What the task requires: Each line that includes the word "JSON" counts once; give the total and nothing more.

_____

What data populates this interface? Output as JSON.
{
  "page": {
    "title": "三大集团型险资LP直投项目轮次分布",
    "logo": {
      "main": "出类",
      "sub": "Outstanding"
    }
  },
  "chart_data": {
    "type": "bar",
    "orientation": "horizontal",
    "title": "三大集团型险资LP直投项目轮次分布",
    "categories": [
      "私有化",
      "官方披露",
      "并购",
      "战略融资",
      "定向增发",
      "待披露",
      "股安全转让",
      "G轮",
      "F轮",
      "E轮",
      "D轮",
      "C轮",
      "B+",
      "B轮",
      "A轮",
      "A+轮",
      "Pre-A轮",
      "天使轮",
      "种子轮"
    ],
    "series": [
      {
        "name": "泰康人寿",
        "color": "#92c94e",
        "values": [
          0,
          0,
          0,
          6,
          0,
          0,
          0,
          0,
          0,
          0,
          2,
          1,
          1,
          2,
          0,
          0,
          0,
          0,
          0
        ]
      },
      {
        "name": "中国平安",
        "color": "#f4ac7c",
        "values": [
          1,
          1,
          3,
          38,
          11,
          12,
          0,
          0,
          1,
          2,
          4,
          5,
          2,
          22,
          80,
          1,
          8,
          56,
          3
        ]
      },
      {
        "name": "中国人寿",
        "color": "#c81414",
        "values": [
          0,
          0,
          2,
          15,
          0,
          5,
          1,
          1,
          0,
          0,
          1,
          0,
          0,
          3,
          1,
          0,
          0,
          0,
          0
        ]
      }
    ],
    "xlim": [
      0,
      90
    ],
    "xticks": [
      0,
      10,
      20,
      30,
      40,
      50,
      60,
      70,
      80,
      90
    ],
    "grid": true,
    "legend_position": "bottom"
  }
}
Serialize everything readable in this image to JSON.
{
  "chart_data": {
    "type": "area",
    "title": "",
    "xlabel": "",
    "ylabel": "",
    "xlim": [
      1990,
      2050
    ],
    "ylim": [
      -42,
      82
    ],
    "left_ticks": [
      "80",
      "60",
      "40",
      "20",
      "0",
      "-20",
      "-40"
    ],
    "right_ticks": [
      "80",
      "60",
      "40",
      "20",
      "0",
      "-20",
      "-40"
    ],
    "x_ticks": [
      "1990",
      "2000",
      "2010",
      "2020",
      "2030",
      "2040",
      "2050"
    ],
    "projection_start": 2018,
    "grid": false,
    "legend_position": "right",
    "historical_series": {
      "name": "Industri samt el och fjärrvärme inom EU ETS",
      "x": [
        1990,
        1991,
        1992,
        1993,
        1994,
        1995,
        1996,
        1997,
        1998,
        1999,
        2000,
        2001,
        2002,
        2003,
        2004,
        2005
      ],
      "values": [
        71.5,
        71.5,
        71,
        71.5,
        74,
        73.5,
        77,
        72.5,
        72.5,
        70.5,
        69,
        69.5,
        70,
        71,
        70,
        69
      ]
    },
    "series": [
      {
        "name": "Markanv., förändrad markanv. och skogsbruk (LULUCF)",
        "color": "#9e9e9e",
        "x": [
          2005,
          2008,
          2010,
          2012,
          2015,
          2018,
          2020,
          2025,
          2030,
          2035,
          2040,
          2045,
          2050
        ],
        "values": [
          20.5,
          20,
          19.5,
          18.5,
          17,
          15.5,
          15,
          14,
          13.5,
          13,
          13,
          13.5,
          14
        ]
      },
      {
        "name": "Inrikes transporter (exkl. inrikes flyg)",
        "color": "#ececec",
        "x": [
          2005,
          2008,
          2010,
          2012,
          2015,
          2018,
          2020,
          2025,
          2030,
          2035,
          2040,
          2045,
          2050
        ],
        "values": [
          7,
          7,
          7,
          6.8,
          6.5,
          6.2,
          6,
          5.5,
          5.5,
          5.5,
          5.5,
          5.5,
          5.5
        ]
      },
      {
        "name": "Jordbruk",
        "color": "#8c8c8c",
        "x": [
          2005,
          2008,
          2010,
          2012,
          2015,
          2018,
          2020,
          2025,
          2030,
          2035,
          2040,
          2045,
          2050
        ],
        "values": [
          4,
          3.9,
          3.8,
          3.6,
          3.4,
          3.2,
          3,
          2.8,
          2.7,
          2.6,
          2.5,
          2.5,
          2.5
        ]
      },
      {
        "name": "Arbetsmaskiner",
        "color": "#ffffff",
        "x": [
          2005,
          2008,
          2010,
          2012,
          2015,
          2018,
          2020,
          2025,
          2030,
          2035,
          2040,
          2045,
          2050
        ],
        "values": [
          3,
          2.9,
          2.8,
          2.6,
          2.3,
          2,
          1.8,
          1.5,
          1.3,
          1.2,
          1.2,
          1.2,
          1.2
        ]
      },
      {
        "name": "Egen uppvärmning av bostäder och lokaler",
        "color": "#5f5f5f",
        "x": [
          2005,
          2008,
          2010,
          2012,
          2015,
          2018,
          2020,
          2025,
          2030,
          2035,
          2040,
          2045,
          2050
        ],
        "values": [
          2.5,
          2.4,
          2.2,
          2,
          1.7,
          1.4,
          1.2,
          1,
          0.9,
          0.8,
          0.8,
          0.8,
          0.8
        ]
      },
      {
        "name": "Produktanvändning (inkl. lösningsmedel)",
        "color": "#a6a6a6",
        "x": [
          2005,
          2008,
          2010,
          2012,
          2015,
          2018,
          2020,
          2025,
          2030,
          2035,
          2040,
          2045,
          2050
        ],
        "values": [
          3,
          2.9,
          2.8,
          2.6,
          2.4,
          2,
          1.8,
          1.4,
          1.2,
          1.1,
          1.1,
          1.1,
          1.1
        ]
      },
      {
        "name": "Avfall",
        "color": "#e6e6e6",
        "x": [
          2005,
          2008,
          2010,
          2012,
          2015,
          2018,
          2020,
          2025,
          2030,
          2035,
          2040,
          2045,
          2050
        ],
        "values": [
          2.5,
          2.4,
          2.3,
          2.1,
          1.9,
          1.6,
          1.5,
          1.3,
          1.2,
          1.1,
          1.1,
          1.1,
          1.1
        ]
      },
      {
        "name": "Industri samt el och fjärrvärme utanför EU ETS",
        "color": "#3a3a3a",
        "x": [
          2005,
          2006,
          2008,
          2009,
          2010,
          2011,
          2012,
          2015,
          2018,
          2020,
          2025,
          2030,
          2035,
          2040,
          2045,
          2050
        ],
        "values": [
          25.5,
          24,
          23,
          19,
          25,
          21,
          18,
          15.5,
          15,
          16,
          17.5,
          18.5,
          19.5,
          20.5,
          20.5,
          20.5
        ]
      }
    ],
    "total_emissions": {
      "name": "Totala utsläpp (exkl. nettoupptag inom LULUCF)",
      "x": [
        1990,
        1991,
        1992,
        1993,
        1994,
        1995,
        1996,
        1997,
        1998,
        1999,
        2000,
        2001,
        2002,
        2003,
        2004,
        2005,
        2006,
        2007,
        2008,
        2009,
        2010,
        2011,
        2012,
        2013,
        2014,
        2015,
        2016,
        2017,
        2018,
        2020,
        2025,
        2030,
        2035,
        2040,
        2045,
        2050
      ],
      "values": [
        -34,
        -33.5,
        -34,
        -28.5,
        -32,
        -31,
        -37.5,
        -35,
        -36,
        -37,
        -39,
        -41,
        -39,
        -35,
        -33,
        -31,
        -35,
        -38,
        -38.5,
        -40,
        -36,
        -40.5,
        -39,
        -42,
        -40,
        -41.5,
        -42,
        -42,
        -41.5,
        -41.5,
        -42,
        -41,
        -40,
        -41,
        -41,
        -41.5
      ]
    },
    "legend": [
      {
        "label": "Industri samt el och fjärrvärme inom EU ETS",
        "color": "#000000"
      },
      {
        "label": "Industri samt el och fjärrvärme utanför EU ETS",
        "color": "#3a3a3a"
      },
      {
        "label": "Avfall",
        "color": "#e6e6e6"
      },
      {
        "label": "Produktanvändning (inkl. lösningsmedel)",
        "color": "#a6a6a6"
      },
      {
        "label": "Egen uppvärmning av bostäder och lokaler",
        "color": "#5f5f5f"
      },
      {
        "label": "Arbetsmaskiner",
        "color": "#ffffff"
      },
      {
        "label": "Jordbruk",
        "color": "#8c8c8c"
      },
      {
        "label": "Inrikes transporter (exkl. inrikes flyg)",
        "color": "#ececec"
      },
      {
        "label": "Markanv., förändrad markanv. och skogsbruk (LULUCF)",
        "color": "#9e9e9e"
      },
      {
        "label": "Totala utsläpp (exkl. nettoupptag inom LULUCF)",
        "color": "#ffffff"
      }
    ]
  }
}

_____

Problem solution: 2